Dataset records:
------------------------------------
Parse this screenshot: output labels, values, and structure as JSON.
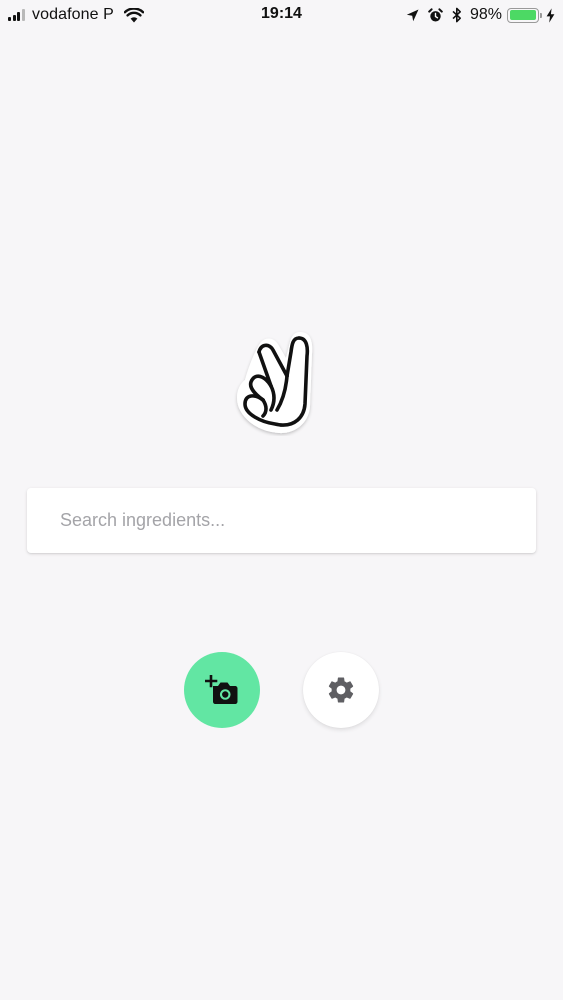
{
  "status_bar": {
    "carrier": "vodafone P",
    "time": "19:14",
    "battery_percent": "98%",
    "battery_level": 0.98,
    "icons": [
      "signal-icon",
      "wifi-icon",
      "location-arrow-icon",
      "alarm-icon",
      "bluetooth-icon",
      "battery-icon",
      "charging-bolt-icon"
    ]
  },
  "logo": {
    "icon": "peace-hand-logo-icon"
  },
  "search": {
    "placeholder": "Search ingredients...",
    "value": ""
  },
  "actions": {
    "camera": {
      "icon": "add-camera-icon",
      "color": "#62e6a3"
    },
    "settings": {
      "icon": "gear-icon",
      "color": "#ffffff"
    }
  },
  "colors": {
    "background": "#f7f6f8",
    "accent": "#62e6a3",
    "battery": "#4cd964"
  }
}
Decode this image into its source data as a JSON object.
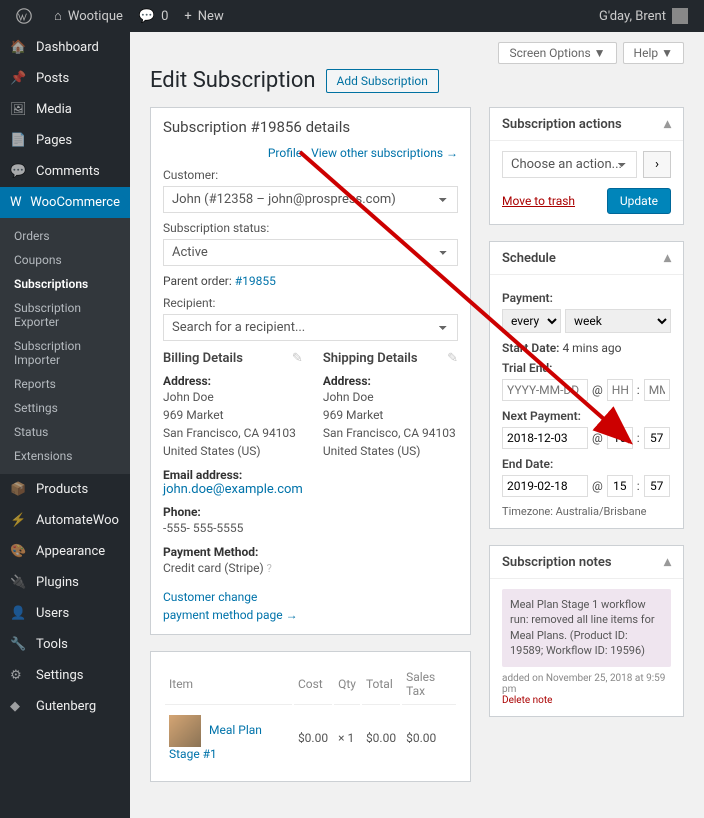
{
  "topbar": {
    "site_name": "Wootique",
    "comments_count": "0",
    "new_label": "New",
    "howdy": "G'day, Brent"
  },
  "sidebar": {
    "items": [
      {
        "label": "Dashboard"
      },
      {
        "label": "Posts"
      },
      {
        "label": "Media"
      },
      {
        "label": "Pages"
      },
      {
        "label": "Comments"
      },
      {
        "label": "WooCommerce"
      },
      {
        "label": "Products"
      },
      {
        "label": "AutomateWoo"
      },
      {
        "label": "Appearance"
      },
      {
        "label": "Plugins"
      },
      {
        "label": "Users"
      },
      {
        "label": "Tools"
      },
      {
        "label": "Settings"
      },
      {
        "label": "Gutenberg"
      }
    ],
    "woo_sub": [
      "Orders",
      "Coupons",
      "Subscriptions",
      "Subscription Exporter",
      "Subscription Importer",
      "Reports",
      "Settings",
      "Status",
      "Extensions"
    ]
  },
  "screen": {
    "options": "Screen Options",
    "help": "Help"
  },
  "page": {
    "title": "Edit Subscription",
    "add_btn": "Add Subscription"
  },
  "details": {
    "heading": "Subscription #19856 details",
    "customer_label": "Customer:",
    "profile_link": "Profile",
    "view_other": "View other subscriptions",
    "customer_value": "John (#12358 – john@prospress.com)",
    "status_label": "Subscription status:",
    "status_value": "Active",
    "parent_label": "Parent order:",
    "parent_link": "#19855",
    "recipient_label": "Recipient:",
    "recipient_placeholder": "Search for a recipient...",
    "billing": {
      "title": "Billing Details",
      "address_label": "Address:",
      "name": "John Doe",
      "line1": "969 Market",
      "city": "San Francisco, CA 94103",
      "country": "United States (US)",
      "email_label": "Email address:",
      "email": "john.doe@example.com",
      "phone_label": "Phone:",
      "phone": "-555- 555-5555",
      "paymethod_label": "Payment Method:",
      "paymethod": "Credit card (Stripe)",
      "paylink": "Customer change payment method page"
    },
    "shipping": {
      "title": "Shipping Details",
      "address_label": "Address:",
      "name": "John Doe",
      "line1": "969 Market",
      "city": "San Francisco, CA 94103",
      "country": "United States (US)"
    }
  },
  "actions": {
    "title": "Subscription actions",
    "placeholder": "Choose an action...",
    "trash": "Move to trash",
    "update": "Update"
  },
  "schedule": {
    "title": "Schedule",
    "payment_label": "Payment:",
    "every": "every",
    "unit": "week",
    "start_label": "Start Date:",
    "start_value": "4 mins ago",
    "trial_label": "Trial End:",
    "trial_date": "YYYY-MM-DD",
    "trial_hh": "HH",
    "trial_mm": "MM",
    "next_label": "Next Payment:",
    "next_date": "2018-12-03",
    "next_hh": "15",
    "next_mm": "57",
    "end_label": "End Date:",
    "end_date": "2019-02-18",
    "end_hh": "15",
    "end_mm": "57",
    "tz": "Timezone: Australia/Brisbane"
  },
  "notes": {
    "title": "Subscription notes",
    "text": "Meal Plan Stage 1 workflow run: removed all line items for Meal Plans. (Product ID: 19589; Workflow ID: 19596)",
    "meta": "added on November 25, 2018 at 9:59 pm",
    "delete": "Delete note"
  },
  "items": {
    "cols": {
      "item": "Item",
      "cost": "Cost",
      "qty": "Qty",
      "total": "Total",
      "tax": "Sales Tax"
    },
    "row": {
      "name": "Meal Plan Stage #1",
      "cost": "$0.00",
      "qty": "× 1",
      "total": "$0.00",
      "tax": "$0.00"
    }
  }
}
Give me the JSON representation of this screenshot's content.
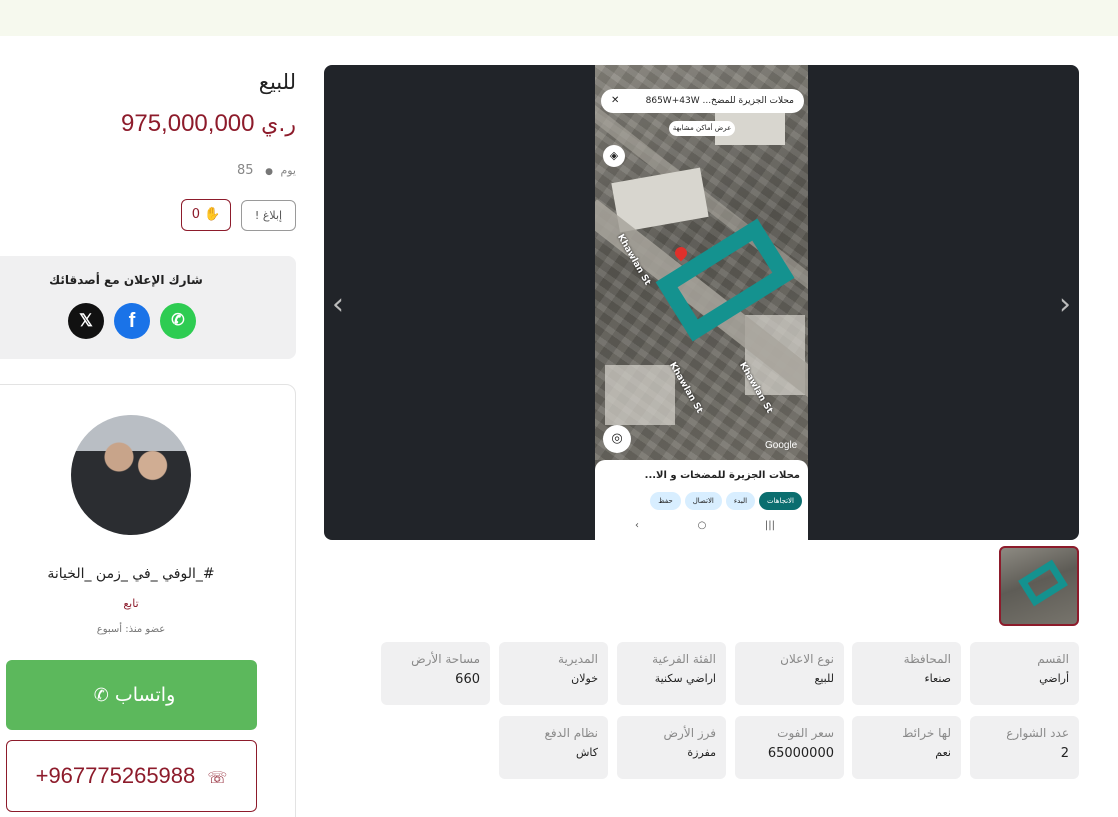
------------------------------------
DO THIS. Which lines hold the word "country"? Copy all of them.

TASK SOLUTION.
      "country": "United States (US)",
      "country": "United States (US)"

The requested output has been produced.